● **Work to be completed**: Without omitting anything, return the records precisely as given.

● **The records**:
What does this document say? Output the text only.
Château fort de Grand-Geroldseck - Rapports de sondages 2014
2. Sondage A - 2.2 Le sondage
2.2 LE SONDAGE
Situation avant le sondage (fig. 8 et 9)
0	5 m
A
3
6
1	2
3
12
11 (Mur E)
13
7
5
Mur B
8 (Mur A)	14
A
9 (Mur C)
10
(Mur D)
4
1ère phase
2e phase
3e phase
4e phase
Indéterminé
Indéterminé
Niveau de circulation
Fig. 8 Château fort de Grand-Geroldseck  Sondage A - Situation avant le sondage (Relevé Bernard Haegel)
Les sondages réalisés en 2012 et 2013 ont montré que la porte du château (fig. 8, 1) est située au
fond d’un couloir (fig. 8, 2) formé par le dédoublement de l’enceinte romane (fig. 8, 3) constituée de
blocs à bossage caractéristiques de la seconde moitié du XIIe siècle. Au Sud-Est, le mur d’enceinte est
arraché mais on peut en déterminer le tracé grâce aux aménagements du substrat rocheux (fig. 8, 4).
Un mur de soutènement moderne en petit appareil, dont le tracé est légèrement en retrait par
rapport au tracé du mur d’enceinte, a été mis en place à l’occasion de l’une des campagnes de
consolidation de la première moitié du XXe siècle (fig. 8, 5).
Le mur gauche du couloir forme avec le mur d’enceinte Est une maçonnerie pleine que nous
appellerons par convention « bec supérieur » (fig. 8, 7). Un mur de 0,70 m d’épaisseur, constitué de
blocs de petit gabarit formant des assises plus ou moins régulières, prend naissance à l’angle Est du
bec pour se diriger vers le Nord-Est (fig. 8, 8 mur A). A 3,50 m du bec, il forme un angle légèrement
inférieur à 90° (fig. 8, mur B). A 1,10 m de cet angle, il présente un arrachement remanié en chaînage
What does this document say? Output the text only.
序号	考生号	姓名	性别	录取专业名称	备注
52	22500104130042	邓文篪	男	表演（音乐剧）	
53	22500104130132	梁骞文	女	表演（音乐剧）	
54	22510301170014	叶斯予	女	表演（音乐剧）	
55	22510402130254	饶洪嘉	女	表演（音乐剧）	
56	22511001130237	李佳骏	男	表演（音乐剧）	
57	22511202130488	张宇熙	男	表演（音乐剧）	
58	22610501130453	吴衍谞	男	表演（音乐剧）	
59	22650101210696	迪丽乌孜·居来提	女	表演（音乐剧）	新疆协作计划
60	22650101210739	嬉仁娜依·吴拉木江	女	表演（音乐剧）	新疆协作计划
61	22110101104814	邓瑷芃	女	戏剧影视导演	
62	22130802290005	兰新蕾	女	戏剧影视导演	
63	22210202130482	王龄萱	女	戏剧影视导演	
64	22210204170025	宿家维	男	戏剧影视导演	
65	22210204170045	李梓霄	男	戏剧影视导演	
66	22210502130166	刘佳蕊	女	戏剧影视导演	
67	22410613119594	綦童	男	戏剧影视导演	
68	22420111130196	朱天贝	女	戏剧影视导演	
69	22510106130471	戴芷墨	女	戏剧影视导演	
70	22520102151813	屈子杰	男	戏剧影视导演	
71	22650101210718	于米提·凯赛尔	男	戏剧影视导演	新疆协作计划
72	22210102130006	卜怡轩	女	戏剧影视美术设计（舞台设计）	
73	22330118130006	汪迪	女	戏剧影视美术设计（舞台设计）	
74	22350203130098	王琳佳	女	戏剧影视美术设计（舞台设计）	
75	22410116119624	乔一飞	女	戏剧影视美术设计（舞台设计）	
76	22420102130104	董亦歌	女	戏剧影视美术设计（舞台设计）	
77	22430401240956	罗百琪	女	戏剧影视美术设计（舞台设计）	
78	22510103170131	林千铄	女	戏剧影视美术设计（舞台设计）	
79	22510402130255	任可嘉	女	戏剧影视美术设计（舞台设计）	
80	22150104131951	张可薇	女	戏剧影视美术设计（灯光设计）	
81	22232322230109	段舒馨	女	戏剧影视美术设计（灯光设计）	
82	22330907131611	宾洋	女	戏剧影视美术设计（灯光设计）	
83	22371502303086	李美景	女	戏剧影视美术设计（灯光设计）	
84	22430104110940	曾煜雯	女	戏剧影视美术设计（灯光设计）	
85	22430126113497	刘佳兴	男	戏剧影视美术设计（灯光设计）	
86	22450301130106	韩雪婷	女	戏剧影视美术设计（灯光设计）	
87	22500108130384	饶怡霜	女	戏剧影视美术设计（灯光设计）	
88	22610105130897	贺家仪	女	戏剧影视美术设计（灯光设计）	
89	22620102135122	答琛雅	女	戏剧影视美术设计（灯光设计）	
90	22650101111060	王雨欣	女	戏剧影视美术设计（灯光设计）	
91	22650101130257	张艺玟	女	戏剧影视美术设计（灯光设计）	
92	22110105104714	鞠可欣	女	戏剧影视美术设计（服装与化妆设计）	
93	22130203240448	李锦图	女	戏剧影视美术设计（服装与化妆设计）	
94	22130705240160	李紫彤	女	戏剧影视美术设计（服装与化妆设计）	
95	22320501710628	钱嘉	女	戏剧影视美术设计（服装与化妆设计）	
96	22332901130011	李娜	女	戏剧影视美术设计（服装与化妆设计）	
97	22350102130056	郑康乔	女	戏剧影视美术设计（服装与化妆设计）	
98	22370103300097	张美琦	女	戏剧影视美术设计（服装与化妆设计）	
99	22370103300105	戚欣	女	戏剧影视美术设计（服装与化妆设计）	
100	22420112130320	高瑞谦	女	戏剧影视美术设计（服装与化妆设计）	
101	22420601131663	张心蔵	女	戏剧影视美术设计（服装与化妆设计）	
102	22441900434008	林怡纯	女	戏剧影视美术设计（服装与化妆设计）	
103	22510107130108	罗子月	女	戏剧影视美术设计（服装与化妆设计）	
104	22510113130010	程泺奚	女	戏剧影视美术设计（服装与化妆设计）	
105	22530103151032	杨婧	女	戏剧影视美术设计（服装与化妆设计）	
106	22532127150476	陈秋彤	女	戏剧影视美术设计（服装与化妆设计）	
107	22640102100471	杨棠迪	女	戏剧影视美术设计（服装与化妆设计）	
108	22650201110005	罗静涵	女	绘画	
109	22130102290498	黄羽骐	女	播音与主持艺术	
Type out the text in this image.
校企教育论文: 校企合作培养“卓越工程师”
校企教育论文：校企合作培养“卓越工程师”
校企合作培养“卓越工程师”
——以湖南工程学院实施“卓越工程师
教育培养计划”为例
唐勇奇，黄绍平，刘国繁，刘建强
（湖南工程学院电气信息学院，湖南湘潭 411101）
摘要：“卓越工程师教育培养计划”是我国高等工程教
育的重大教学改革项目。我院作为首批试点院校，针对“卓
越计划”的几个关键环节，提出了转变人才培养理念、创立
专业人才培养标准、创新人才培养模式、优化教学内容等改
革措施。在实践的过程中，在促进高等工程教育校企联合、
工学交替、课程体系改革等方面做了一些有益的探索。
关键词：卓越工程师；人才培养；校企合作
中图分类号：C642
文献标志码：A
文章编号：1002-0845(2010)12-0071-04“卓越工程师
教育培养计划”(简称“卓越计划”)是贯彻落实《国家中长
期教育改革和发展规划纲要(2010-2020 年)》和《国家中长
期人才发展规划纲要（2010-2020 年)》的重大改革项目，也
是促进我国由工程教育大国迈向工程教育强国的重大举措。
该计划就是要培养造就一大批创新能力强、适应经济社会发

● **Exercise output**:
What does this document say? Output the text only.
Château fort de Grand-Geroldseck - Rapports de sondages 2014
2. Sondage A - 2.2 Le sondage
2.2 LE SONDAGE
Situation avant le sondage (fig. 8 et 9)
0	5 m
A
3
6
1	2
3
12
11 (Mur E)
13
7
5
Mur B
8 (Mur A)	14
A
9 (Mur C)
10
(Mur D)
4
1ère phase
2e phase
3e phase
4e phase
Indéterminé
Indéterminé
Niveau de circulation
Fig. 8 Château fort de Grand-Geroldseck  Sondage A - Situation avant le sondage (Relevé Bernard Haegel)
Les sondages réalisés en 2012 et 2013 ont montré que la porte du château (fig. 8, 1) est située au
fond d’un couloir (fig. 8, 2) formé par le dédoublement de l’enceinte romane (fig. 8, 3) constituée de
blocs à bossage caractéristiques de la seconde moitié du XIIe siècle. Au Sud-Est, le mur d’enceinte est
arraché mais on peut en déterminer le tracé grâce aux aménagements du substrat rocheux (fig. 8, 4).
Un mur de soutènement moderne en petit appareil, dont le tracé est légèrement en retrait par
rapport au tracé du mur d’enceinte, a été mis en place à l’occasion de l’une des campagnes de
consolidation de la première moitié du XXe siècle (fig. 8, 5).
Le mur gauche du couloir forme avec le mur d’enceinte Est une maçonnerie pleine que nous
appellerons par convention « bec supérieur » (fig. 8, 7). Un mur de 0,70 m d’épaisseur, constitué de
blocs de petit gabarit formant des assises plus ou moins régulières, prend naissance à l’angle Est du
bec pour se diriger vers le Nord-Est (fig. 8, 8 mur A). A 3,50 m du bec, il forme un angle légèrement
inférieur à 90° (fig. 8, mur B). A 1,10 m de cet angle, il présente un arrachement remanié en chaînage
What does this document say? Output the text only.
序号	考生号	姓名	性别	录取专业名称	备注
52	22500104130042	邓文篪	男	表演（音乐剧）	
53	22500104130132	梁骞文	女	表演（音乐剧）	
54	22510301170014	叶斯予	女	表演（音乐剧）	
55	22510402130254	饶洪嘉	女	表演（音乐剧）	
56	22511001130237	李佳骏	男	表演（音乐剧）	
57	22511202130488	张宇熙	男	表演（音乐剧）	
58	22610501130453	吴衍谞	男	表演（音乐剧）	
59	22650101210696	迪丽乌孜·居来提	女	表演（音乐剧）	新疆协作计划
60	22650101210739	嬉仁娜依·吴拉木江	女	表演（音乐剧）	新疆协作计划
61	22110101104814	邓瑷芃	女	戏剧影视导演	
62	22130802290005	兰新蕾	女	戏剧影视导演	
63	22210202130482	王龄萱	女	戏剧影视导演	
64	22210204170025	宿家维	男	戏剧影视导演	
65	22210204170045	李梓霄	男	戏剧影视导演	
66	22210502130166	刘佳蕊	女	戏剧影视导演	
67	22410613119594	綦童	男	戏剧影视导演	
68	22420111130196	朱天贝	女	戏剧影视导演	
69	22510106130471	戴芷墨	女	戏剧影视导演	
70	22520102151813	屈子杰	男	戏剧影视导演	
71	22650101210718	于米提·凯赛尔	男	戏剧影视导演	新疆协作计划
72	22210102130006	卜怡轩	女	戏剧影视美术设计（舞台设计）	
73	22330118130006	汪迪	女	戏剧影视美术设计（舞台设计）	
74	22350203130098	王琳佳	女	戏剧影视美术设计（舞台设计）	
75	22410116119624	乔一飞	女	戏剧影视美术设计（舞台设计）	
76	22420102130104	董亦歌	女	戏剧影视美术设计（舞台设计）	
77	22430401240956	罗百琪	女	戏剧影视美术设计（舞台设计）	
78	22510103170131	林千铄	女	戏剧影视美术设计（舞台设计）	
79	22510402130255	任可嘉	女	戏剧影视美术设计（舞台设计）	
80	22150104131951	张可薇	女	戏剧影视美术设计（灯光设计）	
81	22232322230109	段舒馨	女	戏剧影视美术设计（灯光设计）	
82	22330907131611	宾洋	女	戏剧影视美术设计（灯光设计）	
83	22371502303086	李美景	女	戏剧影视美术设计（灯光设计）	
84	22430104110940	曾煜雯	女	戏剧影视美术设计（灯光设计）	
85	22430126113497	刘佳兴	男	戏剧影视美术设计（灯光设计）	
86	22450301130106	韩雪婷	女	戏剧影视美术设计（灯光设计）	
87	22500108130384	饶怡霜	女	戏剧影视美术设计（灯光设计）	
88	22610105130897	贺家仪	女	戏剧影视美术设计（灯光设计）	
89	22620102135122	答琛雅	女	戏剧影视美术设计（灯光设计）	
90	22650101111060	王雨欣	女	戏剧影视美术设计（灯光设计）	
91	22650101130257	张艺玟	女	戏剧影视美术设计（灯光设计）	
92	22110105104714	鞠可欣	女	戏剧影视美术设计（服装与化妆设计）	
93	22130203240448	李锦图	女	戏剧影视美术设计（服装与化妆设计）	
94	22130705240160	李紫彤	女	戏剧影视美术设计（服装与化妆设计）	
95	22320501710628	钱嘉	女	戏剧影视美术设计（服装与化妆设计）	
96	22332901130011	李娜	女	戏剧影视美术设计（服装与化妆设计）	
97	22350102130056	郑康乔	女	戏剧影视美术设计（服装与化妆设计）	
98	22370103300097	张美琦	女	戏剧影视美术设计（服装与化妆设计）	
99	22370103300105	戚欣	女	戏剧影视美术设计（服装与化妆设计）	
100	22420112130320	高瑞谦	女	戏剧影视美术设计（服装与化妆设计）	
101	22420601131663	张心蔵	女	戏剧影视美术设计（服装与化妆设计）	
102	22441900434008	林怡纯	女	戏剧影视美术设计（服装与化妆设计）	
103	22510107130108	罗子月	女	戏剧影视美术设计（服装与化妆设计）	
104	22510113130010	程泺奚	女	戏剧影视美术设计（服装与化妆设计）	
105	22530103151032	杨婧	女	戏剧影视美术设计（服装与化妆设计）	
106	22532127150476	陈秋彤	女	戏剧影视美术设计（服装与化妆设计）	
107	22640102100471	杨棠迪	女	戏剧影视美术设计（服装与化妆设计）	
108	22650201110005	罗静涵	女	绘画	
109	22130102290498	黄羽骐	女	播音与主持艺术	
Type out the text in this image.
校企教育论文: 校企合作培养“卓越工程师”
校企教育论文：校企合作培养“卓越工程师”
校企合作培养“卓越工程师”
——以湖南工程学院实施“卓越工程师
教育培养计划”为例
唐勇奇，黄绍平，刘国繁，刘建强
（湖南工程学院电气信息学院，湖南湘潭 411101）
摘要：“卓越工程师教育培养计划”是我国高等工程教
育的重大教学改革项目。我院作为首批试点院校，针对“卓
越计划”的几个关键环节，提出了转变人才培养理念、创立
专业人才培养标准、创新人才培养模式、优化教学内容等改
革措施。在实践的过程中，在促进高等工程教育校企联合、
工学交替、课程体系改革等方面做了一些有益的探索。
关键词：卓越工程师；人才培养；校企合作
中图分类号：C642
文献标志码：A
文章编号：1002-0845(2010)12-0071-04“卓越工程师
教育培养计划”(简称“卓越计划”)是贯彻落实《国家中长
期教育改革和发展规划纲要(2010-2020 年)》和《国家中长
期人才发展规划纲要（2010-2020 年)》的重大改革项目，也
是促进我国由工程教育大国迈向工程教育强国的重大举措。
该计划就是要培养造就一大批创新能力强、适应经济社会发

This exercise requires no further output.